— BEGIN Supplied records —

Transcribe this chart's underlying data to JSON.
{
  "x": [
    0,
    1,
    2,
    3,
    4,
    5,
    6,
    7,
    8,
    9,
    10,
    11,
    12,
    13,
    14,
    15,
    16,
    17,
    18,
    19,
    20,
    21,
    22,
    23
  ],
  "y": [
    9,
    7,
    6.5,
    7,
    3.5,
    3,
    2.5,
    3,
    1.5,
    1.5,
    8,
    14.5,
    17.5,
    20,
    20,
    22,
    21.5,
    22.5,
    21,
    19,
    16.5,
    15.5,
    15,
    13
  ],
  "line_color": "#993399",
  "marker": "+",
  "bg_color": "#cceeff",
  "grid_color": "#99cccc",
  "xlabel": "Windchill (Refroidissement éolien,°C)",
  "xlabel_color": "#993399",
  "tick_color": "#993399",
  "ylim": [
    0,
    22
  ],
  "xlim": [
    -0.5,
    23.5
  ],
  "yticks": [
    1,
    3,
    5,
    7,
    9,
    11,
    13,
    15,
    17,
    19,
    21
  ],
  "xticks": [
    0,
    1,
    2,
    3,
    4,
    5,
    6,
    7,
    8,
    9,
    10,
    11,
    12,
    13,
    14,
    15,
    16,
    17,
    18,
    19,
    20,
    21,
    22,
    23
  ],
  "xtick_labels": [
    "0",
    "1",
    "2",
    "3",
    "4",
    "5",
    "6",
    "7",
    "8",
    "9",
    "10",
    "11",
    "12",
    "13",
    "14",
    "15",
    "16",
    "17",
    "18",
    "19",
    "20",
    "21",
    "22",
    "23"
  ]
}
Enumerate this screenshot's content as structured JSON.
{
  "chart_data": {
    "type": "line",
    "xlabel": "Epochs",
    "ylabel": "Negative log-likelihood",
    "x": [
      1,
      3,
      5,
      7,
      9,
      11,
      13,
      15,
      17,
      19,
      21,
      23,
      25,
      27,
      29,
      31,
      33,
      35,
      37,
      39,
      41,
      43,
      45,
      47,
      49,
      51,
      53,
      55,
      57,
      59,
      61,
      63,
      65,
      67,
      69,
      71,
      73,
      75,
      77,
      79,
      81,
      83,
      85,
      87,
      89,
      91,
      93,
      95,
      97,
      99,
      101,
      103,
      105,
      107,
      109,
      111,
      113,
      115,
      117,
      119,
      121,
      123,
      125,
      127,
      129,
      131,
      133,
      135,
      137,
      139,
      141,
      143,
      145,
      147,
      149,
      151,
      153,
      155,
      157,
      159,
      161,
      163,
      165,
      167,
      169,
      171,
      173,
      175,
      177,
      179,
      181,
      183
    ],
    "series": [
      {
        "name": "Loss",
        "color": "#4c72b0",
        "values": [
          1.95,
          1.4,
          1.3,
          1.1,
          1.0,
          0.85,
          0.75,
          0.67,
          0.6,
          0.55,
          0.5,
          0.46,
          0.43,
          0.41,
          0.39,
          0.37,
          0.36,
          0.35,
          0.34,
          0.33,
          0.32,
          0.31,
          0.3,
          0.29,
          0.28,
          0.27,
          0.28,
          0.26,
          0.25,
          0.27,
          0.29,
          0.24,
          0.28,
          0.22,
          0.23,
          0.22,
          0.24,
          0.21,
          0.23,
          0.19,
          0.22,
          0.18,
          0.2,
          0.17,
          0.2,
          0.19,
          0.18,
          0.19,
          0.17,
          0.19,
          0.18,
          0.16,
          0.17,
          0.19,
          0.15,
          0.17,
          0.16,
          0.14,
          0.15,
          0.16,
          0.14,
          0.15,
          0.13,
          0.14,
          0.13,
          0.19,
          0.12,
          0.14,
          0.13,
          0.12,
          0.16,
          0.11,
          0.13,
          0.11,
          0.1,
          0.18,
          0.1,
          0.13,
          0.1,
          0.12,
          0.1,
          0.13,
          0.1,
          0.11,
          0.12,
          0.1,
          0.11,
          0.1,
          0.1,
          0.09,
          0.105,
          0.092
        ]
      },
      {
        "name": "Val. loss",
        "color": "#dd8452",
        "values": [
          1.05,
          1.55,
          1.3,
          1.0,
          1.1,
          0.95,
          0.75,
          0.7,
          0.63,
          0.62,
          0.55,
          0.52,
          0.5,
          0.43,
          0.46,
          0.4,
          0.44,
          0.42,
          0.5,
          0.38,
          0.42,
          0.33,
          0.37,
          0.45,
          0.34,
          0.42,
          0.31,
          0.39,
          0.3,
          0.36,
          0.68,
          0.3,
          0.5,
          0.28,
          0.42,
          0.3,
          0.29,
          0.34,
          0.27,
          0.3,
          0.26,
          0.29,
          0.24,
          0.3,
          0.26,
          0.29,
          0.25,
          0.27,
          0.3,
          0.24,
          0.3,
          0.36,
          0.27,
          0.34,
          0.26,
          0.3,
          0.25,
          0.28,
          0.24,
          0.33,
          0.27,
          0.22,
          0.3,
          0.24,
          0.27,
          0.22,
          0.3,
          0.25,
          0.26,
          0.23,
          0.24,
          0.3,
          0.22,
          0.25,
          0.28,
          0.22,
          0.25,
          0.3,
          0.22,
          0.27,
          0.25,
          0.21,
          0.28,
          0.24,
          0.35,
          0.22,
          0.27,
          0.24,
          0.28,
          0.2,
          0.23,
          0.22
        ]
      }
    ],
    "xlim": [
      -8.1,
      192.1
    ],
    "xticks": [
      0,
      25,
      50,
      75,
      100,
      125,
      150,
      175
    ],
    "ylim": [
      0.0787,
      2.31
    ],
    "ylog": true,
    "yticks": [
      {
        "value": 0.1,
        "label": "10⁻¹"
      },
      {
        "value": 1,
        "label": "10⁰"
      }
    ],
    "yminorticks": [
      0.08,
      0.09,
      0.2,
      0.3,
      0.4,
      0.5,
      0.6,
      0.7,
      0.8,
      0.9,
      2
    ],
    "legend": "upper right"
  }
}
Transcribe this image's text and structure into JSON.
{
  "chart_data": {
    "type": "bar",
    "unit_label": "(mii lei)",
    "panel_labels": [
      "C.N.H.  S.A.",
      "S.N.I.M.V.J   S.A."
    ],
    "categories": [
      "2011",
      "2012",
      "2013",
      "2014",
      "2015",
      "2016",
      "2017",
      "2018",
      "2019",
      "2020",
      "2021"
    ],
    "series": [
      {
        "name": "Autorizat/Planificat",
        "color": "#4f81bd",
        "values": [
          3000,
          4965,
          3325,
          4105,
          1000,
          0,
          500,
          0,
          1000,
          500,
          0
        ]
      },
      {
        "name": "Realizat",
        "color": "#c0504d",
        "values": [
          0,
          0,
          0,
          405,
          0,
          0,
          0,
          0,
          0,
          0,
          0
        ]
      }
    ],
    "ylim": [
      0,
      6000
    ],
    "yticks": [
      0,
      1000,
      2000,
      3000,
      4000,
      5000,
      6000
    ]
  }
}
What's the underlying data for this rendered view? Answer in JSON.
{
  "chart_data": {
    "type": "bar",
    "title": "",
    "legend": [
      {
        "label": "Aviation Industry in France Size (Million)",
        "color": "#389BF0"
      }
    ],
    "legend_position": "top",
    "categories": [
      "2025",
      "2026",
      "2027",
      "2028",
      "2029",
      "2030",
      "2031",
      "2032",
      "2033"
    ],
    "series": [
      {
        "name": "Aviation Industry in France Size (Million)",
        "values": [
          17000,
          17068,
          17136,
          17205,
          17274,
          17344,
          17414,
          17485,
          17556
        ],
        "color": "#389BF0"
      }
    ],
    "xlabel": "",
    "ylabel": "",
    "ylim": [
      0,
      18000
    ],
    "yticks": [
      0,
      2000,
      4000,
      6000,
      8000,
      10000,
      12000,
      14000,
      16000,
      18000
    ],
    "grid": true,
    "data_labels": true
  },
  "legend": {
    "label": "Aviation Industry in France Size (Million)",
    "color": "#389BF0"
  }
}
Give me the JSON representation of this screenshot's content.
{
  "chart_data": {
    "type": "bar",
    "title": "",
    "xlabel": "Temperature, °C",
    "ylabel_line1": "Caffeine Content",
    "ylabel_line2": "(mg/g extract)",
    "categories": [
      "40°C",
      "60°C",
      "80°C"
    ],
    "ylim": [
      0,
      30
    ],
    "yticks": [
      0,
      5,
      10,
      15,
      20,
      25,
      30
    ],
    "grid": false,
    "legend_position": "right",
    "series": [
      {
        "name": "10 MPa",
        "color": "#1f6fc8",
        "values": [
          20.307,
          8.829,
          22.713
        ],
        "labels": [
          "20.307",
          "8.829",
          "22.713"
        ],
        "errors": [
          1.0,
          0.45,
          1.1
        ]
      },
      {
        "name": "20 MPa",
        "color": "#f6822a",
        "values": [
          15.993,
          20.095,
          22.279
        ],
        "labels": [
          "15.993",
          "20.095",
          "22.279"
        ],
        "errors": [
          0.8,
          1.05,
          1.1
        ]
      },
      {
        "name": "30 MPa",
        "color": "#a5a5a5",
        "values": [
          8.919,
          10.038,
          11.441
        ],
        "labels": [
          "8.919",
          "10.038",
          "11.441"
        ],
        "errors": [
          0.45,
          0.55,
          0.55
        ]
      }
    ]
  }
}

— END Supplied records —

> Required work: Work through the records line by line and tally those with the word "Transcribe". Report only the total.

> Answer to the exercise: 2